Do this
Each line containing the word "anos" must be reported.

Data excerpts

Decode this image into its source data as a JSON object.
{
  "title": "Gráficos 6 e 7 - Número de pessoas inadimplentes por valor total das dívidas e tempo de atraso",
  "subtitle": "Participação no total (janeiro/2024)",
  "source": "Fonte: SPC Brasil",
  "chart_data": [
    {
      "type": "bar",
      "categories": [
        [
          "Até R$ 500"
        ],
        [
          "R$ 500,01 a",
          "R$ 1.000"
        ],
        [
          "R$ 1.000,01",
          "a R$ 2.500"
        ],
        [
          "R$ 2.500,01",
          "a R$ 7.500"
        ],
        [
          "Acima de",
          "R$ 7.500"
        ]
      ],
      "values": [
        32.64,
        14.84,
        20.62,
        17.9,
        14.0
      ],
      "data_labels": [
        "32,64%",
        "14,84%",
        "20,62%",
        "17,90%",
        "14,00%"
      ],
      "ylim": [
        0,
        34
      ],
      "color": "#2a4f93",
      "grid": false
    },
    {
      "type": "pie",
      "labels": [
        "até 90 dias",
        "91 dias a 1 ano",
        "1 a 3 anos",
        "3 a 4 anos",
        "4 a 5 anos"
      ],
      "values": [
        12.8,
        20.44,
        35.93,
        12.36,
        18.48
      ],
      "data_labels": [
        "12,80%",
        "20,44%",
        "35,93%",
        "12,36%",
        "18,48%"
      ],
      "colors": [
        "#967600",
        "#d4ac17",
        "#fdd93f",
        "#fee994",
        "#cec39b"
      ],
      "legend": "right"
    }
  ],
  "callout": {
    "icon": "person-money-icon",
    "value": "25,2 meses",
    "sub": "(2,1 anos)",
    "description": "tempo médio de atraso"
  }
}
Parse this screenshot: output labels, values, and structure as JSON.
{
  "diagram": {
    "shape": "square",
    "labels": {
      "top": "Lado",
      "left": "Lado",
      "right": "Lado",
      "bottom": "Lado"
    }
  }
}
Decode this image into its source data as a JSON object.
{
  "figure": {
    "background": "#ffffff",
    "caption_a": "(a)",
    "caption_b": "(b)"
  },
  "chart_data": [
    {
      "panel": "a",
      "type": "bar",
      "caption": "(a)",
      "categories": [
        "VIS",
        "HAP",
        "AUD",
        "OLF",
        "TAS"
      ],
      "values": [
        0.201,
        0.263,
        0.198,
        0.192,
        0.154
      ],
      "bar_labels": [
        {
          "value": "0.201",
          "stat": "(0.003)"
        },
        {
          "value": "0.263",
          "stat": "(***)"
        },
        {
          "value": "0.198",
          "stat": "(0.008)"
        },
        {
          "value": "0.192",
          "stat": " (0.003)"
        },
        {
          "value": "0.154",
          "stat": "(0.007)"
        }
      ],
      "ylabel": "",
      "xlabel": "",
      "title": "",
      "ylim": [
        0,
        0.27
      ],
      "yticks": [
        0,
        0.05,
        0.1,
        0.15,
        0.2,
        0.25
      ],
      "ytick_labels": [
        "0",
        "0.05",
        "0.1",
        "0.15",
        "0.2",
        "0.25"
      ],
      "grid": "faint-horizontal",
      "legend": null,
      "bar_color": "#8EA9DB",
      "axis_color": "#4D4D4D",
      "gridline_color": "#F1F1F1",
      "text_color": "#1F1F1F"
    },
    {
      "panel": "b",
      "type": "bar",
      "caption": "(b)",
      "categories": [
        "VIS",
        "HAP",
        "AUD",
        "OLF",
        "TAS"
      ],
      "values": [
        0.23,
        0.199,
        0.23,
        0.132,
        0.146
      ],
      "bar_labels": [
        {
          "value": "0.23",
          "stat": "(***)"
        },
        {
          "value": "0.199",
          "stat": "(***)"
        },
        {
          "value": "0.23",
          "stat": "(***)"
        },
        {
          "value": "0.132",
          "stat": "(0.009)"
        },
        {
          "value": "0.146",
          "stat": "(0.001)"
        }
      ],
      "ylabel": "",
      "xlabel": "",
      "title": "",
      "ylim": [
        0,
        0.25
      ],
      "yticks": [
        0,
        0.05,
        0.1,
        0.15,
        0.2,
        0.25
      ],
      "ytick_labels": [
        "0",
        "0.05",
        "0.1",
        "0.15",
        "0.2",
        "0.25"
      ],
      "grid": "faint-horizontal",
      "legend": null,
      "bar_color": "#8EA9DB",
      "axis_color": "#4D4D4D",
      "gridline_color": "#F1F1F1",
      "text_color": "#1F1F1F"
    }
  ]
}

Exercise result
        "1 a 3 anos",
        "3 a 4 anos",
        "4 a 5 anos"
    "sub": "(2,1 anos)",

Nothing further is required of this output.